- [Work to complete]:
State how many lines of the entries hold the string "Meditation". Reply with the number alone.

= = = = =

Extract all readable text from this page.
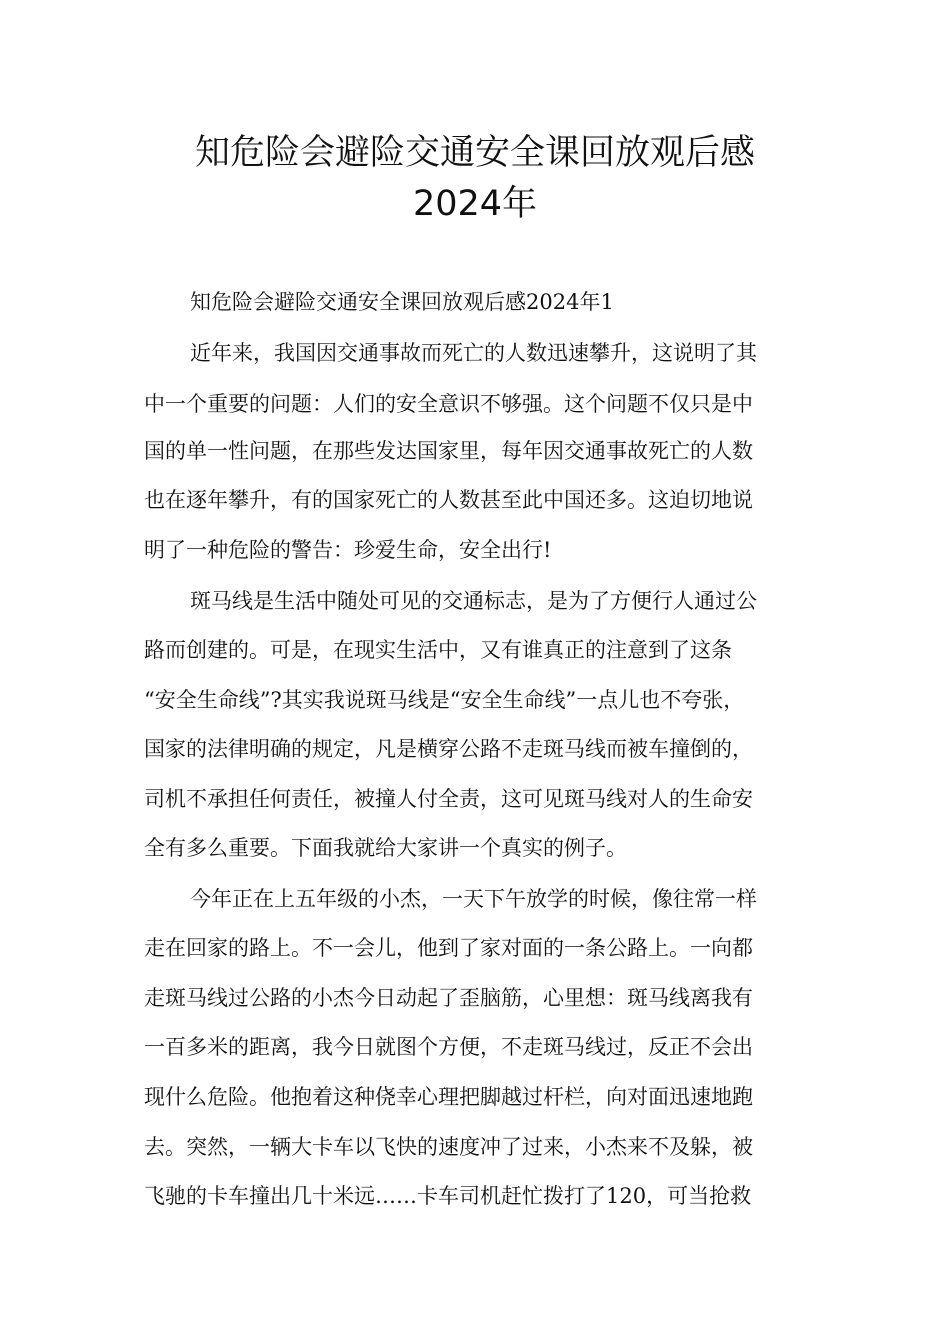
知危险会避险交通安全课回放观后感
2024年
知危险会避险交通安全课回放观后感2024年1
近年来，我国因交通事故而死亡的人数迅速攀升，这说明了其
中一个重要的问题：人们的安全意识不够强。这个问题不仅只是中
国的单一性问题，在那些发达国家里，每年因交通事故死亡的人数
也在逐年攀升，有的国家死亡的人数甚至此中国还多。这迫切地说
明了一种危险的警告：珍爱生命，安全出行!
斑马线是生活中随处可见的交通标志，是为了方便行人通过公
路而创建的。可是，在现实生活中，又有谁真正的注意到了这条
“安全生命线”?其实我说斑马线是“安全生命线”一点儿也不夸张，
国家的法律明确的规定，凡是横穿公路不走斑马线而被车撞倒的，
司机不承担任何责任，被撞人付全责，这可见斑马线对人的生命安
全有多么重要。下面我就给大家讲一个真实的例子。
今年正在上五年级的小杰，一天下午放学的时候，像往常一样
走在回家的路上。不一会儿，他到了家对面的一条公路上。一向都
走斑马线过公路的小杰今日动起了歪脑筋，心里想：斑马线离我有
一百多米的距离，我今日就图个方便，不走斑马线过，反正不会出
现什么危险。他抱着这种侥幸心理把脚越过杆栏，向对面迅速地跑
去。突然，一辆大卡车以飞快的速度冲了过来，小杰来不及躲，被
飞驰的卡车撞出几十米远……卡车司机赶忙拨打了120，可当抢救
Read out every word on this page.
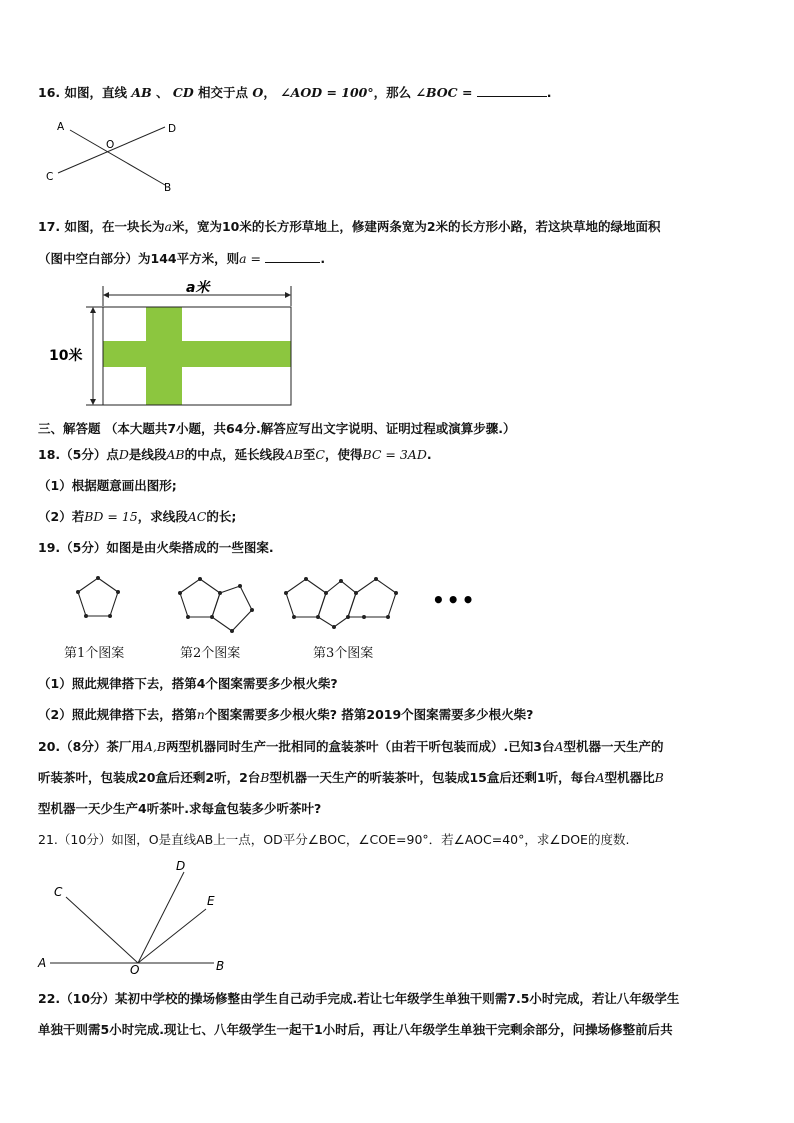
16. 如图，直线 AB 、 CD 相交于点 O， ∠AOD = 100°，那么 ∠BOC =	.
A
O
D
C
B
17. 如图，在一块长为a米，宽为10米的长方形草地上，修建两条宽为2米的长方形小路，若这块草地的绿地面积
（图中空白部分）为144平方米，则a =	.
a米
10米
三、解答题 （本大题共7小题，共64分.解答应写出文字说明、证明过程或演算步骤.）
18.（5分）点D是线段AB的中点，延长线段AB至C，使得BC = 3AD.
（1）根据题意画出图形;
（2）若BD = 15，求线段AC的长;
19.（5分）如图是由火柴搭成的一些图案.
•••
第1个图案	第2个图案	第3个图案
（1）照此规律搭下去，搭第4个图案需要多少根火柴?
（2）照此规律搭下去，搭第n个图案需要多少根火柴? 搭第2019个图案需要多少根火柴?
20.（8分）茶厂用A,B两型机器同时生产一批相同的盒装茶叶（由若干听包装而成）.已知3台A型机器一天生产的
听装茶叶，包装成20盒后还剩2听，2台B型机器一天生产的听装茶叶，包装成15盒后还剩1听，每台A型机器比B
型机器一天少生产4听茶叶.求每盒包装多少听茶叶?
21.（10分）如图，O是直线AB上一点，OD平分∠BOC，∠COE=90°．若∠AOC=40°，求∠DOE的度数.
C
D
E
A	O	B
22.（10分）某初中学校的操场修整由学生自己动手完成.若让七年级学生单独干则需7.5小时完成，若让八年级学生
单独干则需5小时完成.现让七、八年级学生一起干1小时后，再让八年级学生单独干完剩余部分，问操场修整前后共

= = = = =

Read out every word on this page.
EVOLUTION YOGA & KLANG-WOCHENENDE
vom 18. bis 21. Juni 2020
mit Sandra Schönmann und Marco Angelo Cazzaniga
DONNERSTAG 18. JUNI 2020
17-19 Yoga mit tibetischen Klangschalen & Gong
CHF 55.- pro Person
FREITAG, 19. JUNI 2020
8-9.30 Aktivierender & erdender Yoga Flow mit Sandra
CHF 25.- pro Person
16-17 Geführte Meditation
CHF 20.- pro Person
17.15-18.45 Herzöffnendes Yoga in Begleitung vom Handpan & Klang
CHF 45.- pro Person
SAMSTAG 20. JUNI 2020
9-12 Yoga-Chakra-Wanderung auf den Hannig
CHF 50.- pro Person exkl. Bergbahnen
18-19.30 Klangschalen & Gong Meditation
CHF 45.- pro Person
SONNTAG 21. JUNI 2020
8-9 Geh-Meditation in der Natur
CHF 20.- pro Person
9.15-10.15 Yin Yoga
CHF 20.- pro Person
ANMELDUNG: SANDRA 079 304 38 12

= = = = =

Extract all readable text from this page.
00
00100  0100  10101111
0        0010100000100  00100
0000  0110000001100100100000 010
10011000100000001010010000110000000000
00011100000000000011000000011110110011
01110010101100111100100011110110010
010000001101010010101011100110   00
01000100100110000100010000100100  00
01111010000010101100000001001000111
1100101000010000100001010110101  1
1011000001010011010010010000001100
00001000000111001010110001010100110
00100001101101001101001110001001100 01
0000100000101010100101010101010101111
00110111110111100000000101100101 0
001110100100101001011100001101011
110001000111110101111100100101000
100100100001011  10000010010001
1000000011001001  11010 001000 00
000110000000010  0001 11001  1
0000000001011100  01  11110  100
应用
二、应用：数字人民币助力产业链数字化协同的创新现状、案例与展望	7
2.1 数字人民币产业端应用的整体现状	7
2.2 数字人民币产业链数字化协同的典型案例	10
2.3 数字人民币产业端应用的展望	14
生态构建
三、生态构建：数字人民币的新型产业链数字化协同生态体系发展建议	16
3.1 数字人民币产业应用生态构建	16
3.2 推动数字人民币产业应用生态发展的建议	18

= = = = =

- [Finished task]:
3